Problem to work on: Reproduce the passage on cotton mill stock values in full, word for word.

Extracted text:
++++++++++++++++++++

A very present instance of this same quality, reflected this time in the recuperative power of a mill, is contained in a prediction made by the gentleman who knows most about the Graniteville Mill, that the stock which then, at reorganization, sold for $60 the share will in a year, if all goes well, sell at par.[446]
It has been said that the stock of the Rock Hill Cotton Factory could not be bought, and that the stock of several mills sold for $300 per share. That of the Tucapau Mills, in South Carolina, is not to be had today, or it can be had only at 3 or 5 for one. This is by some regarded as the most successful mill in the State.

++++++++++++++++++++

(Stored data entries)

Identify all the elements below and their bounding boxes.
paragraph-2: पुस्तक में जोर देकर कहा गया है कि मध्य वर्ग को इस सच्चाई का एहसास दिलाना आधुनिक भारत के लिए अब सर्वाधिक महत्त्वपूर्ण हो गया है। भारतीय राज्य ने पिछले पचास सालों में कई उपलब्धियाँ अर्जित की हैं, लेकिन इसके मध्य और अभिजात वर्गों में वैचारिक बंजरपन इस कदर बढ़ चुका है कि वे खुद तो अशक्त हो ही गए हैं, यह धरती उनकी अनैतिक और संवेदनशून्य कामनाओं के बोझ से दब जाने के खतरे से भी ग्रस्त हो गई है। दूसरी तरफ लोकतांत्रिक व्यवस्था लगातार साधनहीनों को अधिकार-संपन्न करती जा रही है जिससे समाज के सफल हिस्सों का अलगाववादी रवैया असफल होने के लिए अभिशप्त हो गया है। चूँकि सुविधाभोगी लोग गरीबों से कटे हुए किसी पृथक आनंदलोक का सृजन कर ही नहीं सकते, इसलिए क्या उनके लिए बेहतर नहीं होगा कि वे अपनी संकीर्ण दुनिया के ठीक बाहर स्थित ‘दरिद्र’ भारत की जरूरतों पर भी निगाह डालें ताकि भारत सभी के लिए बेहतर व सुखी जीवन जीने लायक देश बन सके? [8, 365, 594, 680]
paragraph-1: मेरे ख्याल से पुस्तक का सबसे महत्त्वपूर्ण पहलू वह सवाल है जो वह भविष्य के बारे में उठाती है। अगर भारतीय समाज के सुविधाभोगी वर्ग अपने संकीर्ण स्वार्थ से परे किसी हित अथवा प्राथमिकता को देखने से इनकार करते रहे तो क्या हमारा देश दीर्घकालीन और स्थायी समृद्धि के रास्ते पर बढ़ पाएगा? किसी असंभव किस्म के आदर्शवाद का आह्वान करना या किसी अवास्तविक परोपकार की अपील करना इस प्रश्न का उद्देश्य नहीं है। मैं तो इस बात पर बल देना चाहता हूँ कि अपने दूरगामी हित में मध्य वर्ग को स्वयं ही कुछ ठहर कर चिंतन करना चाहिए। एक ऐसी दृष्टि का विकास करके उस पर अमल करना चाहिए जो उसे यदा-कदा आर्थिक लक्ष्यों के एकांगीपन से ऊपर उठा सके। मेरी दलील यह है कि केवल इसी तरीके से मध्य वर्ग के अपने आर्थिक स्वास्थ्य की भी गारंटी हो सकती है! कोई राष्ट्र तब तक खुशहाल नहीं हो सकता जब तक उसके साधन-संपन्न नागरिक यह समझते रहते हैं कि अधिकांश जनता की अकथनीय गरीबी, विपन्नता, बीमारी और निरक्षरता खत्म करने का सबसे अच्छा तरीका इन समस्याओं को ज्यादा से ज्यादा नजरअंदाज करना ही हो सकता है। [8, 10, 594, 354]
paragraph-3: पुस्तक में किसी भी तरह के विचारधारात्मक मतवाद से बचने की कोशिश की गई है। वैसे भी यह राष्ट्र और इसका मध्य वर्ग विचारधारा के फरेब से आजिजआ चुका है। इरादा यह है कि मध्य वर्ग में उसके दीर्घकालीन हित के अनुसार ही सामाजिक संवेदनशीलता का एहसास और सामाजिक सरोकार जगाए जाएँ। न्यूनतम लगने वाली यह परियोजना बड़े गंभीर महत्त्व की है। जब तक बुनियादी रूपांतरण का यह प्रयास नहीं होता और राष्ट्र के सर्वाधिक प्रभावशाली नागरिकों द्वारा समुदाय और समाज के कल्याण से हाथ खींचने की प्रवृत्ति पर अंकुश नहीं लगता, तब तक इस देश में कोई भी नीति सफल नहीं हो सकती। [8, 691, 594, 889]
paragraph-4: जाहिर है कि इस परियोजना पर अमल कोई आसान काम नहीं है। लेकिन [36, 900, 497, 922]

++++++++++++++++++++

Result of this task:
A very present instance of this same quality, reflected this time in the recuperative power of a mill, is contained in a prediction made by the gentleman who knows most about the Graniteville Mill, that the stock which then, at reorganization, sold for $60 the share will in a year, if all goes well, sell at par.[446]
It has been said that the stock of the Rock Hill Cotton Factory could not be bought, and that the stock of several mills sold for $300 per share. That of the Tucapau Mills, in South Carolina, is not to be had today, or it can be had only at 3 or 5 for one. This is by some regarded as the most successful mill in the State.